• Job: Go through each line of the records below and count those with the word "text". Give only the count.

• Dataset content:
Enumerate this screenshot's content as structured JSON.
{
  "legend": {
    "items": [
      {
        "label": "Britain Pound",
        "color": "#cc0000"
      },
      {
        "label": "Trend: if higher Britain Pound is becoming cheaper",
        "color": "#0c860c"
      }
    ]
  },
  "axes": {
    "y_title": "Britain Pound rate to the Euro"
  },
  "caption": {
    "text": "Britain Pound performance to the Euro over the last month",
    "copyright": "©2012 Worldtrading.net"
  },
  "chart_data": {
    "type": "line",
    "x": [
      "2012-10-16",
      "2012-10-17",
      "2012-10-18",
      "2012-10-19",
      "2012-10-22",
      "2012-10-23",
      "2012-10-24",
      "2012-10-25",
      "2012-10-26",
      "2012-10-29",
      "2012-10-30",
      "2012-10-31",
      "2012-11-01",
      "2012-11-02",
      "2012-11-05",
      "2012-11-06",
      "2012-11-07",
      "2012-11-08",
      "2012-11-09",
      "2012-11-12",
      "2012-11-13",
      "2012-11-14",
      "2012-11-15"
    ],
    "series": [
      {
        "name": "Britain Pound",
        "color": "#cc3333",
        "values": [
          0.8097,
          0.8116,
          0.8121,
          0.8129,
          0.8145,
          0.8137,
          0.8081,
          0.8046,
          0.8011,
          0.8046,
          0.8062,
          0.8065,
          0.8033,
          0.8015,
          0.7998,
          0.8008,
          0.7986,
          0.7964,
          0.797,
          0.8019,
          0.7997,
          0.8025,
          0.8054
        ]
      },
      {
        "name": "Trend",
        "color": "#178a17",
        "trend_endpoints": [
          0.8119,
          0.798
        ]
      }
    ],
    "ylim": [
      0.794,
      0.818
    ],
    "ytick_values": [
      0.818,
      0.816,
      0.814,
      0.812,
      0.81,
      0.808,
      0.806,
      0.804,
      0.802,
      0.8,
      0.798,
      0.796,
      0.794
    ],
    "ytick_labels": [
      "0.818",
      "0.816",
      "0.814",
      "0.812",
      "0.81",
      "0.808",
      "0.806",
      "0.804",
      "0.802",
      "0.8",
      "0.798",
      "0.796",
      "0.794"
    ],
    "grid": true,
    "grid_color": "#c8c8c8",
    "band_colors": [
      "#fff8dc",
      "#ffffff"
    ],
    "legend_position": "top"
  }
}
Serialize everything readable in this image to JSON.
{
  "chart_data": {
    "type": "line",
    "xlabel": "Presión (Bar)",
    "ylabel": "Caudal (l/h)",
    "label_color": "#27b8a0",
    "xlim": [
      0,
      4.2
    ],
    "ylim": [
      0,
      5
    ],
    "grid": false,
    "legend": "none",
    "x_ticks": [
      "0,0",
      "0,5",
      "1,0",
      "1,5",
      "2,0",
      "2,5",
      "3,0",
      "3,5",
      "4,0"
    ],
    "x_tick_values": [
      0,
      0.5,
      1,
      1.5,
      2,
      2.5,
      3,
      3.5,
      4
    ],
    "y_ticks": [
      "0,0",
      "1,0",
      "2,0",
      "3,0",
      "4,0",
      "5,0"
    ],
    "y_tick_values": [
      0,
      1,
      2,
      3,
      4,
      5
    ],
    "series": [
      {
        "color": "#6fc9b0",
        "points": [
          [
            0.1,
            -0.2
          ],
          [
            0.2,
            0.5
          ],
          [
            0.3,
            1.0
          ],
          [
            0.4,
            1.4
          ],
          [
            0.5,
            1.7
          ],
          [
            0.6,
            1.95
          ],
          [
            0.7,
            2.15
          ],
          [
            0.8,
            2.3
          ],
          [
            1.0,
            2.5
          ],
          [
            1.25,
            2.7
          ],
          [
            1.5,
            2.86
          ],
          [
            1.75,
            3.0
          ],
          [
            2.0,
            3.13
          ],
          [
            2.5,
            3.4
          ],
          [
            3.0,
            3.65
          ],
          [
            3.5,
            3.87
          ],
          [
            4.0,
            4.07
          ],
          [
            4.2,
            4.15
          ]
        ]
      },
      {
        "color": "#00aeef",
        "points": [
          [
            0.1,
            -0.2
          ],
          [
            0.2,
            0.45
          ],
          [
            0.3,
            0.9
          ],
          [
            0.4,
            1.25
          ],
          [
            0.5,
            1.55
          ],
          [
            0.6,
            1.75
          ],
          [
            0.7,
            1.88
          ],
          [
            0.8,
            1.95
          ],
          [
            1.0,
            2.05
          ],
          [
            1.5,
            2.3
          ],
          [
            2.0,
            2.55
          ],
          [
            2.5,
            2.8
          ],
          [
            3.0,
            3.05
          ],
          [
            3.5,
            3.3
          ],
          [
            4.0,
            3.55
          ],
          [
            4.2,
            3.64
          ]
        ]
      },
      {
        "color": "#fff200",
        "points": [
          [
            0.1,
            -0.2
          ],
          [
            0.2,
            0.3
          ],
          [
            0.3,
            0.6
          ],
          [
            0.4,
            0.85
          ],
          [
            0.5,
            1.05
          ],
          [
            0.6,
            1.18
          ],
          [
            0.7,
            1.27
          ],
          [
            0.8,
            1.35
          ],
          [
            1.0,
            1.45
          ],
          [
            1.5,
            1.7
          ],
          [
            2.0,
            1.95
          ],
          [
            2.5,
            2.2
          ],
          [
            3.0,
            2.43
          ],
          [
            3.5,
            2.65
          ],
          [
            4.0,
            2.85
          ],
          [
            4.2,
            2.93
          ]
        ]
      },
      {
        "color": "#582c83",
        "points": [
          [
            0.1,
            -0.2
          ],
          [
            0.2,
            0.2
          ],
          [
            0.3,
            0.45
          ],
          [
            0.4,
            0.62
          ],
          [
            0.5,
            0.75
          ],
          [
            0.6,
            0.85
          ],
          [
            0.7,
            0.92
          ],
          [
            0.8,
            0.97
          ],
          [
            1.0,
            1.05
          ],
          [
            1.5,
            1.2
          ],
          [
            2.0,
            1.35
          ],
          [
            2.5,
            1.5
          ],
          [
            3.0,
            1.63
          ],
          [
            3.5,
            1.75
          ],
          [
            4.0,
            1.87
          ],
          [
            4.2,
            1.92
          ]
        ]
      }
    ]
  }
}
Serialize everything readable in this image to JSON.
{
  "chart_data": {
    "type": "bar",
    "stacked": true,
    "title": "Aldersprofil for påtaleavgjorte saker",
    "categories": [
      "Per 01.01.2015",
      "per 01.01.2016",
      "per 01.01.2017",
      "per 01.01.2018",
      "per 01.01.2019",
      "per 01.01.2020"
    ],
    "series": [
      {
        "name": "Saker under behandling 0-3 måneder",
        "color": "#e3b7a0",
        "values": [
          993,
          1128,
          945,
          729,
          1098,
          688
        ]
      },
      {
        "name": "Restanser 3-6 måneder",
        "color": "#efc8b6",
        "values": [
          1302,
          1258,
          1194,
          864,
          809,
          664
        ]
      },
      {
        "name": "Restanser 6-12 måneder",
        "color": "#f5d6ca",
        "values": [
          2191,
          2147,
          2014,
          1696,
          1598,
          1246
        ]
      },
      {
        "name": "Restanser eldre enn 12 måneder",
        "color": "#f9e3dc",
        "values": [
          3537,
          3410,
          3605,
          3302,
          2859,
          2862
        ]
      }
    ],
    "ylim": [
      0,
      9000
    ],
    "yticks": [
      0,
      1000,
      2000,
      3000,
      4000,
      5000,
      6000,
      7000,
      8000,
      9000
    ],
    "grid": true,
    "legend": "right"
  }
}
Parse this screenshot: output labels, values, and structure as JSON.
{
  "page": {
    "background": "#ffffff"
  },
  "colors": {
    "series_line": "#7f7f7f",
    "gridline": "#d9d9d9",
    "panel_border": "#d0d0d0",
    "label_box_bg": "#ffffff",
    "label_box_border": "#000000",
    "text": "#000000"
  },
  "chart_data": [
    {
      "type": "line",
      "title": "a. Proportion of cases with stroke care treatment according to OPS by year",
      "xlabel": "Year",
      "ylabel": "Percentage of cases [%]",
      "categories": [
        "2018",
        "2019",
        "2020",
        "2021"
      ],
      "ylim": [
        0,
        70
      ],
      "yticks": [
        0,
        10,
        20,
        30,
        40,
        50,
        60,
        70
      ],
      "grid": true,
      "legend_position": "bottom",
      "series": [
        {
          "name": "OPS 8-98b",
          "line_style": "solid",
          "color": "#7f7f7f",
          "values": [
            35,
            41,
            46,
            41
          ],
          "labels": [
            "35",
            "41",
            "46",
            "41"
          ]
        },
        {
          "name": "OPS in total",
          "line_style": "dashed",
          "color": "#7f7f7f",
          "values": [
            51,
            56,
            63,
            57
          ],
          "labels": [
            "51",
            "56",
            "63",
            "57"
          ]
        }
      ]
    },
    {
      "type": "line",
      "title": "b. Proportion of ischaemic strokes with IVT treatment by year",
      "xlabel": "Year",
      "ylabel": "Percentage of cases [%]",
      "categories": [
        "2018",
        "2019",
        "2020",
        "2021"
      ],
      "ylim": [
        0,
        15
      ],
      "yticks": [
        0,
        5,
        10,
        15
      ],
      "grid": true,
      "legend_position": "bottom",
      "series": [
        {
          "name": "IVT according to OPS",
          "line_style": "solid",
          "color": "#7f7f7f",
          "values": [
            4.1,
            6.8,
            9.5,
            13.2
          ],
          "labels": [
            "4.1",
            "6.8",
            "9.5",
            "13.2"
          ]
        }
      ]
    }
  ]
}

• Result of the task: 2